> STATED PROBLEM
Identify all lines of the data containing the string "меняем" and copy them.

Dataset records:
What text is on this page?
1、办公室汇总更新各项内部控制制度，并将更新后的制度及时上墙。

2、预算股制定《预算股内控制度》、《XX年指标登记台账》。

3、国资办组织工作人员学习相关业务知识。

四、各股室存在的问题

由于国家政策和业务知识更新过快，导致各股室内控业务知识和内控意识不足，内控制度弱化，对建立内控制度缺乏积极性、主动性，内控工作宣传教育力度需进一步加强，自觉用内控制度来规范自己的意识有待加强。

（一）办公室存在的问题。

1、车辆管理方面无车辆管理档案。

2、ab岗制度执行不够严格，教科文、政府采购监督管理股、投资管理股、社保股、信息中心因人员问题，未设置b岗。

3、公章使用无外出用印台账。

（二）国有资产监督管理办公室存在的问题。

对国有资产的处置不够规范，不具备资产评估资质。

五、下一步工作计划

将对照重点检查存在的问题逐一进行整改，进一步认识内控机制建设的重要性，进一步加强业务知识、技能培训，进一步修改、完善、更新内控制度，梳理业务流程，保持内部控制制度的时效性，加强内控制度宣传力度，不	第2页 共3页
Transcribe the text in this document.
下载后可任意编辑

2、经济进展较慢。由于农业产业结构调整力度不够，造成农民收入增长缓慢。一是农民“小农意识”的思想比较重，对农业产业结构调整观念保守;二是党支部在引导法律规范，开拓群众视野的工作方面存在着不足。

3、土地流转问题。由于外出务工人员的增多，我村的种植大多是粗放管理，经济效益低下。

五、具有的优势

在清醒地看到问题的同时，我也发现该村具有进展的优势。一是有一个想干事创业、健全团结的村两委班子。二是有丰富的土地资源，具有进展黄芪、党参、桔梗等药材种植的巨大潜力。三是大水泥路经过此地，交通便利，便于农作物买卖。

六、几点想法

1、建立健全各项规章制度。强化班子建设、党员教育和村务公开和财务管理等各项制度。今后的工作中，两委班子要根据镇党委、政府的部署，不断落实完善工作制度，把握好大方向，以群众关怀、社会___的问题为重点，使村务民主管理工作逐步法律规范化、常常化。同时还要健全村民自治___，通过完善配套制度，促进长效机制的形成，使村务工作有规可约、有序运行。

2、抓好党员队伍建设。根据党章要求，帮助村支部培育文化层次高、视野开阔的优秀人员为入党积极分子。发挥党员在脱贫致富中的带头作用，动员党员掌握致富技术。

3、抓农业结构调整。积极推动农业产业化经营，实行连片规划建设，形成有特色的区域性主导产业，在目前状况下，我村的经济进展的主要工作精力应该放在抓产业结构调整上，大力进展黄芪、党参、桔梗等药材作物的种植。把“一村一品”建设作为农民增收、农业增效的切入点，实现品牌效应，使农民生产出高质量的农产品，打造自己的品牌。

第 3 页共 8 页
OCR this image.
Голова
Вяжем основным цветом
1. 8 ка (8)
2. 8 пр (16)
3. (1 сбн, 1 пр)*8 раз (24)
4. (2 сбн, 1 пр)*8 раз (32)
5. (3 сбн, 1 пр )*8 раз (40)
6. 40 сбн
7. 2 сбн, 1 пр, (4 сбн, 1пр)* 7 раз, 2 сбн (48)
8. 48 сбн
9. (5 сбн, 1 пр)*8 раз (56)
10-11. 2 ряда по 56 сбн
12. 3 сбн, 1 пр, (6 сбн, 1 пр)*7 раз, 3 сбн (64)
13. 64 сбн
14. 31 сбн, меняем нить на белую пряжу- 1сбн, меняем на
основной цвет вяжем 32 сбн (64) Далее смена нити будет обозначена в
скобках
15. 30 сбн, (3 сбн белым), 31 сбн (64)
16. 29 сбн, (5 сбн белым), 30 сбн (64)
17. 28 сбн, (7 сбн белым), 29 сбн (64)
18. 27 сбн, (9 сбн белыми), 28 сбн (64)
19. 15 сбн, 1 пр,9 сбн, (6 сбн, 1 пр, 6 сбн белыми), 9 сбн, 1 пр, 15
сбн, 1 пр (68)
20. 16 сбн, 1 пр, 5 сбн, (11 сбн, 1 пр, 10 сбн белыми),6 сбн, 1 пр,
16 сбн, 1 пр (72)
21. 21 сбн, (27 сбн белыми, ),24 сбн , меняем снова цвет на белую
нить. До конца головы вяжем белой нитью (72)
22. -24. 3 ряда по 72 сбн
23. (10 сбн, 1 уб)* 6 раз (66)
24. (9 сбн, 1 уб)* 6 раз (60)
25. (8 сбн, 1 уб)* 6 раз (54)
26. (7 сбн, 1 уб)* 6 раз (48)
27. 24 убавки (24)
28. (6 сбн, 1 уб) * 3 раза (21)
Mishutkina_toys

> FINAL RESULT
14. 31 сбн, меняем нить на белую пряжу- 1сбн, меняем на
21. 21 сбн, (27 сбн белыми, ),24 сбн , меняем снова цвет на белую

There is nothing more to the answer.